**EXERCISE TASK**. Copy each line of the entries beneath that contains the word "meso".

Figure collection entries
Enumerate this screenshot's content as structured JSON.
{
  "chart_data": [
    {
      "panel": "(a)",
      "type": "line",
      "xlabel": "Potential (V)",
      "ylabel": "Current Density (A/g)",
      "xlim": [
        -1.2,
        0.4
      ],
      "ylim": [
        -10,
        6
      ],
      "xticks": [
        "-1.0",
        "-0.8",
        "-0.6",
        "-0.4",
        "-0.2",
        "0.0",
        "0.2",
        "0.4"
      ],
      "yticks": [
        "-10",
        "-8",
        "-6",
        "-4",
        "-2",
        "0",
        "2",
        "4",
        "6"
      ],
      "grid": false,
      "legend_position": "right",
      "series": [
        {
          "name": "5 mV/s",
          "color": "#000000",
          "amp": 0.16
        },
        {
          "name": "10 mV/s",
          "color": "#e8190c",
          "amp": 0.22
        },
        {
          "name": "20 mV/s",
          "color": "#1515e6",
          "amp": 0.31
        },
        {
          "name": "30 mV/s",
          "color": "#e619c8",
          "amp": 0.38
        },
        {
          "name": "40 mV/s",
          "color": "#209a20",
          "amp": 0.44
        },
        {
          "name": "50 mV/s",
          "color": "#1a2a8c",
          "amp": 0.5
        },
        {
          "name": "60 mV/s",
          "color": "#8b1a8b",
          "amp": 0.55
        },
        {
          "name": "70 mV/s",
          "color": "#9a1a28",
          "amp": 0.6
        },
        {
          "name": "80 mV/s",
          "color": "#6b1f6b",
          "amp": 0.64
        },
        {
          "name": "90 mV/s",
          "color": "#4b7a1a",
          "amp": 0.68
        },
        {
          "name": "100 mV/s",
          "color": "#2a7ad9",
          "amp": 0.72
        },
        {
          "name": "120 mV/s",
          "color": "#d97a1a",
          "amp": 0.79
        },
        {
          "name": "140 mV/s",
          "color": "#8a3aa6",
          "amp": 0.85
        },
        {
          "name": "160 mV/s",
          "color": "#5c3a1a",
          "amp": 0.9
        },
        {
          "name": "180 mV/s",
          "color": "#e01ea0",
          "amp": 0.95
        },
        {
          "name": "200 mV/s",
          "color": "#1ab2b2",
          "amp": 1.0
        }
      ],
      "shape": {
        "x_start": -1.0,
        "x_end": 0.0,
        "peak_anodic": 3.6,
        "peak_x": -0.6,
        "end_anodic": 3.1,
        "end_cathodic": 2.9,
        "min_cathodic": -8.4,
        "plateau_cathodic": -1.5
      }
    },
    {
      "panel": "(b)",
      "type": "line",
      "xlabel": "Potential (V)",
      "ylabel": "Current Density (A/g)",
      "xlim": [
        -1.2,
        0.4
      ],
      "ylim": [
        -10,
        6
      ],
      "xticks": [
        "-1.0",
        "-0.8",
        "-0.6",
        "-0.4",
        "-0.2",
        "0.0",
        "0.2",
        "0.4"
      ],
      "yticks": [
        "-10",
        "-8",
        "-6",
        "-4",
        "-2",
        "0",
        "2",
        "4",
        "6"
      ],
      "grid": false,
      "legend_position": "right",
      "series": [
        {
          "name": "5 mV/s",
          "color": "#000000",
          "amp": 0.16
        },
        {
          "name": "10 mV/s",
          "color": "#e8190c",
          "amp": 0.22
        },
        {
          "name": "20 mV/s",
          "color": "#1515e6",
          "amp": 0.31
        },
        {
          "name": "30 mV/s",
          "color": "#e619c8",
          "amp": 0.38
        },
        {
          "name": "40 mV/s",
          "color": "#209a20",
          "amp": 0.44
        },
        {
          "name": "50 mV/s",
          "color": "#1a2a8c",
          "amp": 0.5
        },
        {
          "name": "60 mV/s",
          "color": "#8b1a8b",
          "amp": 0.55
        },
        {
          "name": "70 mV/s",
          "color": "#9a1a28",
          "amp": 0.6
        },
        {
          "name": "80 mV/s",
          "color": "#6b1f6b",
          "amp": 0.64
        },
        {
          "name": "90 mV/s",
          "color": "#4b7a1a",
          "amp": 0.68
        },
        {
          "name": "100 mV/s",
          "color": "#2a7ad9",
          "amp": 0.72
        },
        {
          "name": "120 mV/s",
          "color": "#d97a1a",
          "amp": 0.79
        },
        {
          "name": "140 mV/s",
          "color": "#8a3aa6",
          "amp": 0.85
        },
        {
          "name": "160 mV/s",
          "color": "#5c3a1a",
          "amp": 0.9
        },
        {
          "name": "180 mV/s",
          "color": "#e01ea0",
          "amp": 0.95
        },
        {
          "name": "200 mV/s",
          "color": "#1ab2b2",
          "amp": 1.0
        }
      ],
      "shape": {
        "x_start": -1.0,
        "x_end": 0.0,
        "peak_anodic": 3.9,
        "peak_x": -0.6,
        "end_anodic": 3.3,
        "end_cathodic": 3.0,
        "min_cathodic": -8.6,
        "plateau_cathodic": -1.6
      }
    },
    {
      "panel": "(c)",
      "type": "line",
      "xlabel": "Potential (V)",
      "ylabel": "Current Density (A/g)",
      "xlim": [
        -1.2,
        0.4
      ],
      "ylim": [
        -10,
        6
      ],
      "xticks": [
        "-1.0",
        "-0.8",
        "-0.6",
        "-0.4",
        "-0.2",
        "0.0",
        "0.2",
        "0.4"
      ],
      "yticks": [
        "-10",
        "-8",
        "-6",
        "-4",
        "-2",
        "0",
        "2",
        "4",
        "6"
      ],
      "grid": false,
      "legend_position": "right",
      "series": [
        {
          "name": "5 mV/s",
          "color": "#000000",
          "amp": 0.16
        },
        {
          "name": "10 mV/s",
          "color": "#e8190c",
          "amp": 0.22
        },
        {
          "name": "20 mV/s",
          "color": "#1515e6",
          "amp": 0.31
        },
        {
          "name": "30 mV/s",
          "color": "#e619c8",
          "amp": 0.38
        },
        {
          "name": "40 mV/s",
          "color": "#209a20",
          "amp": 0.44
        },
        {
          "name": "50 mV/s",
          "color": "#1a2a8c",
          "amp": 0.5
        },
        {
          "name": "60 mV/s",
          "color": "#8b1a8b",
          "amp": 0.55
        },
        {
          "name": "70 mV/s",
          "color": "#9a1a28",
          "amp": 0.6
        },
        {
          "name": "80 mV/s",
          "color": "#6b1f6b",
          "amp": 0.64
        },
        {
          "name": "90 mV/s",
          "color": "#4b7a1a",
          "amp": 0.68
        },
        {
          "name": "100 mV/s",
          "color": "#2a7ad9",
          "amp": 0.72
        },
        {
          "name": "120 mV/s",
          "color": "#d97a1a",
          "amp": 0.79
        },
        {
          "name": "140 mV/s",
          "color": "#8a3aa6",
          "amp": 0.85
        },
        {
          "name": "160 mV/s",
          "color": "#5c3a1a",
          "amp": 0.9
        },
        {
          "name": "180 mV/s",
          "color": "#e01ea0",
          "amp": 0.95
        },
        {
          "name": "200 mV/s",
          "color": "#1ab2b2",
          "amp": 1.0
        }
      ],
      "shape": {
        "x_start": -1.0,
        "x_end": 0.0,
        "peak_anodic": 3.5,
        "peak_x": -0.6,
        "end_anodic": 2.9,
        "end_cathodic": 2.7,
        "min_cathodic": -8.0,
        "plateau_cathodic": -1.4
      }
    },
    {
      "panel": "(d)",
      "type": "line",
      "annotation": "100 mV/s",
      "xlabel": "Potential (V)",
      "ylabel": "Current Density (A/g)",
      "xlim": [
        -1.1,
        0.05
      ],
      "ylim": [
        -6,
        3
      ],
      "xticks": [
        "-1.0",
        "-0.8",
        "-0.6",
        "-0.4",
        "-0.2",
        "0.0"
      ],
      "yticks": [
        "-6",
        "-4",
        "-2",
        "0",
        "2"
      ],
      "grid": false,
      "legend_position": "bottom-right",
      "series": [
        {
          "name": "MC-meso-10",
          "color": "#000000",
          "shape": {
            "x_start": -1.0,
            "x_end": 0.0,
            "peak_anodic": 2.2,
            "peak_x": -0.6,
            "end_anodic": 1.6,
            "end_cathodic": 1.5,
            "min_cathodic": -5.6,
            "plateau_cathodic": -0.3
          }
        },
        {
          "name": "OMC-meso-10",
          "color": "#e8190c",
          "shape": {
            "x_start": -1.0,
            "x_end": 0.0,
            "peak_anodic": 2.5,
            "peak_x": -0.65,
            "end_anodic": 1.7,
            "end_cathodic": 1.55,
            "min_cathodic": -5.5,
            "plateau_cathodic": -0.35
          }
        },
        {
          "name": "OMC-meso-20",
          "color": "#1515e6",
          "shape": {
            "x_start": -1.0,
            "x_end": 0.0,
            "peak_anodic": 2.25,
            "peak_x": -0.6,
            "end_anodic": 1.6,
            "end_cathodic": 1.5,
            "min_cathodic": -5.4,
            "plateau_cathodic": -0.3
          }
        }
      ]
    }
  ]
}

**EXERCISE RESPONSE**.
          "name": "MC-meso-10",
          "name": "OMC-meso-10",
          "name": "OMC-meso-20",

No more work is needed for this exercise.